• _What the task requires_: Check each line of the material below for the string "JSON", then report how many lines have it, and nothing else.

* BEGIN Material for this task *

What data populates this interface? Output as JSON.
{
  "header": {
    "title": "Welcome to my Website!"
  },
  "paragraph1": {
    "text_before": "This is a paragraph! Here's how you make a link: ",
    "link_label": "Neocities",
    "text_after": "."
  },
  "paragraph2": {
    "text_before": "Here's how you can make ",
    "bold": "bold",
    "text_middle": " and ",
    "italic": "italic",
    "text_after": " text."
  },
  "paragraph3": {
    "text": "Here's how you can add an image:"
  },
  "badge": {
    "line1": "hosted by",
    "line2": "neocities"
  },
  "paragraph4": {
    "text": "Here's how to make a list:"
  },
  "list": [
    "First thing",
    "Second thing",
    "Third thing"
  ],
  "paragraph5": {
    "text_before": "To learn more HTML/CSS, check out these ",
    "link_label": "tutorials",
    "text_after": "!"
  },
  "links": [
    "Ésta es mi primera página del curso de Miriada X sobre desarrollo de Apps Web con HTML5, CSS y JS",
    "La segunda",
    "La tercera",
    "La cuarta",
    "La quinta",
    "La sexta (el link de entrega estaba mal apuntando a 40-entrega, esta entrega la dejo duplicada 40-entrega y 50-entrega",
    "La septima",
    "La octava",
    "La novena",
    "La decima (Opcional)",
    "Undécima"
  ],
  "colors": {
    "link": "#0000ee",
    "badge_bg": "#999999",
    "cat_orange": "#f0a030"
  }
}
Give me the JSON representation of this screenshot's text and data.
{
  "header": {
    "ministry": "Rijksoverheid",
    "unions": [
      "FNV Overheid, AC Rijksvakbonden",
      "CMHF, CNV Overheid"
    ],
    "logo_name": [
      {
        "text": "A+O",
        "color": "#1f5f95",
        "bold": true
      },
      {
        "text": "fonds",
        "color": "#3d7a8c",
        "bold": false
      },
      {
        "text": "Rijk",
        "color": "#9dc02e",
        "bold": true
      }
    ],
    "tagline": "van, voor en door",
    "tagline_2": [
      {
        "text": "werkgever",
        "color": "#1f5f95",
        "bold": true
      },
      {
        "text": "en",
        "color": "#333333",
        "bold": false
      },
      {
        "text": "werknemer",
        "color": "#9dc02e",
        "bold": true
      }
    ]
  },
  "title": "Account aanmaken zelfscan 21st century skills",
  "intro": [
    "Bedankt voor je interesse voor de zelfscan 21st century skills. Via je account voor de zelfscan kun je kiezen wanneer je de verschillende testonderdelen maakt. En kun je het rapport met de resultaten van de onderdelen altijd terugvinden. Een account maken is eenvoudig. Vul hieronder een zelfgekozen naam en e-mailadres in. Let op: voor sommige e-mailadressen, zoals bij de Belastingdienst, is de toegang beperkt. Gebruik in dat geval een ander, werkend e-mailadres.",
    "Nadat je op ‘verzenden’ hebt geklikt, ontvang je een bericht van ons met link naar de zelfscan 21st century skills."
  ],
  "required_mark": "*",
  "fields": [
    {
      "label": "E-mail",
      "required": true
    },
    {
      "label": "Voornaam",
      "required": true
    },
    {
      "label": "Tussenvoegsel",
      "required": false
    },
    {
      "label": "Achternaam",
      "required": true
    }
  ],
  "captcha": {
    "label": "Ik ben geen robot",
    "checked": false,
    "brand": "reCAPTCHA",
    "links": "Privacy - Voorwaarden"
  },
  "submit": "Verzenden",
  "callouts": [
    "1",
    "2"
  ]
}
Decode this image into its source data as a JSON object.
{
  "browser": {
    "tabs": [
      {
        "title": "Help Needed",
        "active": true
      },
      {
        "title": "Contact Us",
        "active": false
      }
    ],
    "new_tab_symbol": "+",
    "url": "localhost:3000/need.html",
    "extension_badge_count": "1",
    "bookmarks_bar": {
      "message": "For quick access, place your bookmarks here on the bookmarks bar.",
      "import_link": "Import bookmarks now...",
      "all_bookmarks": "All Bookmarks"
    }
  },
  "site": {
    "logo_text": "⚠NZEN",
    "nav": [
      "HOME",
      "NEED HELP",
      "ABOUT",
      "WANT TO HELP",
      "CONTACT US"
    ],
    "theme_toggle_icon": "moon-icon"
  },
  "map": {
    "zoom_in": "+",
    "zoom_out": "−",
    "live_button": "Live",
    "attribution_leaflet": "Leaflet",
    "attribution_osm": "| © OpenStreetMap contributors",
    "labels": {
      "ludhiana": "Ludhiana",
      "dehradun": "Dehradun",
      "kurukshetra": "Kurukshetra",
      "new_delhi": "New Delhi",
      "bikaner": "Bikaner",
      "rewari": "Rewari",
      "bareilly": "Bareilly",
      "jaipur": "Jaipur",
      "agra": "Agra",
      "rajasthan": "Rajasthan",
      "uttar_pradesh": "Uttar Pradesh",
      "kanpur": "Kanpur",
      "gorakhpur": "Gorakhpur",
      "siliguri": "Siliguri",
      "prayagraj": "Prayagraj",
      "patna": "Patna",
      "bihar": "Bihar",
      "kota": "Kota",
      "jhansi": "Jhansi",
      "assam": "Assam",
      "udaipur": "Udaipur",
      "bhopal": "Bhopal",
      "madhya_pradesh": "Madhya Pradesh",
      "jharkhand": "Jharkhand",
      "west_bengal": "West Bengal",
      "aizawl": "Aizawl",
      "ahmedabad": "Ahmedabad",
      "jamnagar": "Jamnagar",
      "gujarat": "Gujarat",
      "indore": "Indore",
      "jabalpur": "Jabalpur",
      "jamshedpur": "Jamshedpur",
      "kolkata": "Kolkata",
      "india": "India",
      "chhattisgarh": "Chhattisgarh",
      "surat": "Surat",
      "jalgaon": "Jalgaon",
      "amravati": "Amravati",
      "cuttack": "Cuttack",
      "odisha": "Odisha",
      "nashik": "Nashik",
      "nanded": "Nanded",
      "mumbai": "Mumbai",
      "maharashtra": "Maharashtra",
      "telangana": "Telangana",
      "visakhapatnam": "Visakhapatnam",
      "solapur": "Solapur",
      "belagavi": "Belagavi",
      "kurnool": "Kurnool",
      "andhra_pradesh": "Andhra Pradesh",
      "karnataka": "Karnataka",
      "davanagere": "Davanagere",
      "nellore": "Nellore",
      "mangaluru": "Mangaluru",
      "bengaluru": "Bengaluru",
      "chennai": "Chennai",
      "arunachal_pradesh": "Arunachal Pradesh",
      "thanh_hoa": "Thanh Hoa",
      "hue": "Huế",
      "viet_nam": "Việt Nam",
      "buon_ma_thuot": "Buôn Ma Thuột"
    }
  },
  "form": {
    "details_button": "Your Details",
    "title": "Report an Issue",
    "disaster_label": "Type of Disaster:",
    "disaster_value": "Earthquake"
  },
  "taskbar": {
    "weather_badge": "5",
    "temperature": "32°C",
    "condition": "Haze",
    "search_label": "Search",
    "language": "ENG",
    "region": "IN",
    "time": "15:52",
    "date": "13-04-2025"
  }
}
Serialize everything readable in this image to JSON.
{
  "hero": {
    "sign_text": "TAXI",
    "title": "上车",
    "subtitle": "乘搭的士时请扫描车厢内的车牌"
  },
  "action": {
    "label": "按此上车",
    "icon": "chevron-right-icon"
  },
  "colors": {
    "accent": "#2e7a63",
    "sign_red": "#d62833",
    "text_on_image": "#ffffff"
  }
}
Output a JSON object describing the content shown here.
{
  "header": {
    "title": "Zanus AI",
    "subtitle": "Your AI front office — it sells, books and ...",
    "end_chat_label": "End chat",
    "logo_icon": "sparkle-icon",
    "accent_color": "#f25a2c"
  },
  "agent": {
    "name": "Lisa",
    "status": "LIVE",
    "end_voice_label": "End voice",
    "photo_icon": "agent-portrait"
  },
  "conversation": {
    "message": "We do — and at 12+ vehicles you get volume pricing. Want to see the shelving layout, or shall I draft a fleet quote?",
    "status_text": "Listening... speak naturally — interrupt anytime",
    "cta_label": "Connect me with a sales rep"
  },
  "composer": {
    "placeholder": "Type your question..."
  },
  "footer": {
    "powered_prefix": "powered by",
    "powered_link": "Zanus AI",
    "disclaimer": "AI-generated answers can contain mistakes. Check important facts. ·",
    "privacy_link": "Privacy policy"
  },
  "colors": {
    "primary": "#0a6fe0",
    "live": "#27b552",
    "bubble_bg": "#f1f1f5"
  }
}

* END Material for this task *

• _Expected answer_: 5